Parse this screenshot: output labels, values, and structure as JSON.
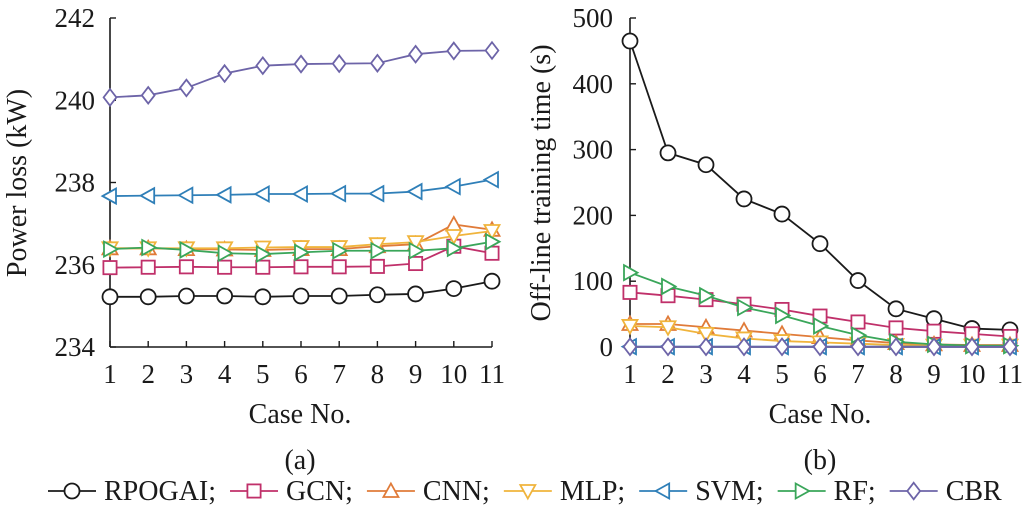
{
  "legend": {
    "items": [
      {
        "key": "RPOGAI",
        "label": "RPOGAI;"
      },
      {
        "key": "GCN",
        "label": "GCN;"
      },
      {
        "key": "CNN",
        "label": "CNN;"
      },
      {
        "key": "MLP",
        "label": "MLP;"
      },
      {
        "key": "SVM",
        "label": "SVM;"
      },
      {
        "key": "RF",
        "label": "RF;"
      },
      {
        "key": "CBR",
        "label": "CBR"
      }
    ]
  },
  "series_style": {
    "RPOGAI": {
      "color": "#1a1a1a",
      "marker": "circle"
    },
    "GCN": {
      "color": "#c0306a",
      "marker": "square"
    },
    "CNN": {
      "color": "#e07b39",
      "marker": "triangle-up"
    },
    "MLP": {
      "color": "#f0b43c",
      "marker": "triangle-down"
    },
    "SVM": {
      "color": "#2f7fb8",
      "marker": "triangle-left"
    },
    "RF": {
      "color": "#3aa65a",
      "marker": "triangle-right"
    },
    "CBR": {
      "color": "#6d64a8",
      "marker": "diamond"
    }
  },
  "chart_data": [
    {
      "type": "line",
      "caption": "(a)",
      "xlabel": "Case No.",
      "ylabel": "Power loss (kW)",
      "x": [
        1,
        2,
        3,
        4,
        5,
        6,
        7,
        8,
        9,
        10,
        11
      ],
      "xticks": [
        "1",
        "2",
        "3",
        "4",
        "5",
        "6",
        "7",
        "8",
        "9",
        "10",
        "11"
      ],
      "ylim": [
        234,
        242
      ],
      "yticks": [
        234,
        236,
        238,
        240,
        242
      ],
      "ytick_labels": [
        "234",
        "236",
        "238",
        "240",
        "242"
      ],
      "grid": false,
      "series": [
        {
          "key": "RPOGAI",
          "values": [
            235.22,
            235.22,
            235.24,
            235.24,
            235.22,
            235.24,
            235.24,
            235.27,
            235.29,
            235.42,
            235.6
          ]
        },
        {
          "key": "GCN",
          "values": [
            235.93,
            235.94,
            235.95,
            235.94,
            235.94,
            235.95,
            235.95,
            235.96,
            236.03,
            236.45,
            236.28
          ]
        },
        {
          "key": "CNN",
          "values": [
            236.4,
            236.4,
            236.38,
            236.37,
            236.36,
            236.38,
            236.38,
            236.45,
            236.5,
            236.98,
            236.85
          ]
        },
        {
          "key": "MLP",
          "values": [
            236.4,
            236.4,
            236.4,
            236.4,
            236.42,
            236.43,
            236.43,
            236.5,
            236.55,
            236.7,
            236.82
          ]
        },
        {
          "key": "SVM",
          "values": [
            237.67,
            237.68,
            237.69,
            237.7,
            237.72,
            237.72,
            237.73,
            237.73,
            237.78,
            237.9,
            238.07
          ]
        },
        {
          "key": "RF",
          "values": [
            236.38,
            236.42,
            236.36,
            236.28,
            236.26,
            236.3,
            236.34,
            236.34,
            236.34,
            236.4,
            236.56
          ]
        },
        {
          "key": "CBR",
          "values": [
            240.07,
            240.12,
            240.3,
            240.65,
            240.84,
            240.88,
            240.89,
            240.9,
            241.12,
            241.2,
            241.21
          ]
        }
      ]
    },
    {
      "type": "line",
      "caption": "(b)",
      "xlabel": "Case No.",
      "ylabel": "Off-line training time (s)",
      "x": [
        1,
        2,
        3,
        4,
        5,
        6,
        7,
        8,
        9,
        10,
        11
      ],
      "xticks": [
        "1",
        "2",
        "3",
        "4",
        "5",
        "6",
        "7",
        "8",
        "9",
        "10",
        "11"
      ],
      "ylim": [
        0,
        500
      ],
      "yticks": [
        0,
        100,
        200,
        300,
        400,
        500
      ],
      "ytick_labels": [
        "0",
        "100",
        "200",
        "300",
        "400",
        "500"
      ],
      "grid": false,
      "series": [
        {
          "key": "RPOGAI",
          "values": [
            465,
            295,
            277,
            225,
            202,
            157,
            101,
            58,
            43,
            28,
            26
          ]
        },
        {
          "key": "GCN",
          "values": [
            83,
            78,
            72,
            65,
            57,
            47,
            38,
            29,
            24,
            20,
            16
          ]
        },
        {
          "key": "CNN",
          "values": [
            35,
            35,
            30,
            25,
            20,
            15,
            10,
            6,
            4,
            3,
            3
          ]
        },
        {
          "key": "MLP",
          "values": [
            32,
            30,
            20,
            13,
            9,
            7,
            5,
            3,
            2,
            2,
            2
          ]
        },
        {
          "key": "SVM",
          "values": [
            0.5,
            0.5,
            0.5,
            0.5,
            0.5,
            0.5,
            0.5,
            0.5,
            0.5,
            0.5,
            0.5
          ]
        },
        {
          "key": "RF",
          "values": [
            113,
            92,
            78,
            60,
            48,
            32,
            18,
            8,
            4,
            2,
            2
          ]
        },
        {
          "key": "CBR",
          "values": [
            0.3,
            0.3,
            0.3,
            0.3,
            0.3,
            0.3,
            0.3,
            0.3,
            0.3,
            0.3,
            0.3
          ]
        }
      ]
    }
  ]
}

══════

## Problem to work on:
Search the listing for the string "RPOGAI". Copy each line where it turns up.

## Solution to this exercise:
        "key": "RPOGAI",
        "label": "RPOGAI;"
    "RPOGAI": {
          "key": "RPOGAI",
          "key": "RPOGAI",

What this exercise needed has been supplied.